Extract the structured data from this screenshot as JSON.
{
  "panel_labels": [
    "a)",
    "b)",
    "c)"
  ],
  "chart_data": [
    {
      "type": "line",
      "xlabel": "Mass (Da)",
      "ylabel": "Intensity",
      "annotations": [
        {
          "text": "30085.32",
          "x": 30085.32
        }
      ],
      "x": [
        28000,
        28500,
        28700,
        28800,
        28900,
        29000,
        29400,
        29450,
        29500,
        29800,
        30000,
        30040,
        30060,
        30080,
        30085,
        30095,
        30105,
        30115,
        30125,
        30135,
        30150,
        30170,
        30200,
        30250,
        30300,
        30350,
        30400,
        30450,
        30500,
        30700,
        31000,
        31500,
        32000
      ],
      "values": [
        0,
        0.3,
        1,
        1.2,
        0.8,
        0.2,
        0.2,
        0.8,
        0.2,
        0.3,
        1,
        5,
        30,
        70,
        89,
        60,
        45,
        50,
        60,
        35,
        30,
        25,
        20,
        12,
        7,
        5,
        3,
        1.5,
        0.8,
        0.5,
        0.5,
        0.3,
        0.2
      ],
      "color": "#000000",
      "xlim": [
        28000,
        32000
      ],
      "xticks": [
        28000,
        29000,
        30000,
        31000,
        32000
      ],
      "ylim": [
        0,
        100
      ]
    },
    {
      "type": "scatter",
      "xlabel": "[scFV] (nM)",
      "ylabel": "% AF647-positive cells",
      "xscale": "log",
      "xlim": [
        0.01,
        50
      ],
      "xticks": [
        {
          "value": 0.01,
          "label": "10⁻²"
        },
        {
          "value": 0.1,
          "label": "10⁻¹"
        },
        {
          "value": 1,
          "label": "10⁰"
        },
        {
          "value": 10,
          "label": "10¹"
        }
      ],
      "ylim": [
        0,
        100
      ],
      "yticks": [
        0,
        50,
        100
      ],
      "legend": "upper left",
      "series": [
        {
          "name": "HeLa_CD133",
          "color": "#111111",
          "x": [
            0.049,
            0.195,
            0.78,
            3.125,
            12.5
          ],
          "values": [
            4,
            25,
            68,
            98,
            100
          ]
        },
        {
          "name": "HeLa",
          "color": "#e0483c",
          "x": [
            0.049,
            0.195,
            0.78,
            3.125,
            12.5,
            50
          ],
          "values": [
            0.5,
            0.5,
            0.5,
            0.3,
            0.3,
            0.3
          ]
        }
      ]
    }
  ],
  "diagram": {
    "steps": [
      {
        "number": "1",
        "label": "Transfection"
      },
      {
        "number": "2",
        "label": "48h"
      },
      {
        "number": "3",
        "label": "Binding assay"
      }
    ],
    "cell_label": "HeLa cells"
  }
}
──────────────────────────────
- **INSTRUCTIONS FOR THE TASK**
Nothing in the listing may be left out; repeat it all exactly.

- **ANSWER BOX**
Extract the structured data from this screenshot as JSON.
{
  "panel_labels": [
    "a)",
    "b)",
    "c)"
  ],
  "chart_data": [
    {
      "type": "line",
      "xlabel": "Mass (Da)",
      "ylabel": "Intensity",
      "annotations": [
        {
          "text": "30085.32",
          "x": 30085.32
        }
      ],
      "x": [
        28000,
        28500,
        28700,
        28800,
        28900,
        29000,
        29400,
        29450,
        29500,
        29800,
        30000,
        30040,
        30060,
        30080,
        30085,
        30095,
        30105,
        30115,
        30125,
        30135,
        30150,
        30170,
        30200,
        30250,
        30300,
        30350,
        30400,
        30450,
        30500,
        30700,
        31000,
        31500,
        32000
      ],
      "values": [
        0,
        0.3,
        1,
        1.2,
        0.8,
        0.2,
        0.2,
        0.8,
        0.2,
        0.3,
        1,
        5,
        30,
        70,
        89,
        60,
        45,
        50,
        60,
        35,
        30,
        25,
        20,
        12,
        7,
        5,
        3,
        1.5,
        0.8,
        0.5,
        0.5,
        0.3,
        0.2
      ],
      "color": "#000000",
      "xlim": [
        28000,
        32000
      ],
      "xticks": [
        28000,
        29000,
        30000,
        31000,
        32000
      ],
      "ylim": [
        0,
        100
      ]
    },
    {
      "type": "scatter",
      "xlabel": "[scFV] (nM)",
      "ylabel": "% AF647-positive cells",
      "xscale": "log",
      "xlim": [
        0.01,
        50
      ],
      "xticks": [
        {
          "value": 0.01,
          "label": "10⁻²"
        },
        {
          "value": 0.1,
          "label": "10⁻¹"
        },
        {
          "value": 1,
          "label": "10⁰"
        },
        {
          "value": 10,
          "label": "10¹"
        }
      ],
      "ylim": [
        0,
        100
      ],
      "yticks": [
        0,
        50,
        100
      ],
      "legend": "upper left",
      "series": [
        {
          "name": "HeLa_CD133",
          "color": "#111111",
          "x": [
            0.049,
            0.195,
            0.78,
            3.125,
            12.5
          ],
          "values": [
            4,
            25,
            68,
            98,
            100
          ]
        },
        {
          "name": "HeLa",
          "color": "#e0483c",
          "x": [
            0.049,
            0.195,
            0.78,
            3.125,
            12.5,
            50
          ],
          "values": [
            0.5,
            0.5,
            0.5,
            0.3,
            0.3,
            0.3
          ]
        }
      ]
    }
  ],
  "diagram": {
    "steps": [
      {
        "number": "1",
        "label": "Transfection"
      },
      {
        "number": "2",
        "label": "48h"
      },
      {
        "number": "3",
        "label": "Binding assay"
      }
    ],
    "cell_label": "HeLa cells"
  }
}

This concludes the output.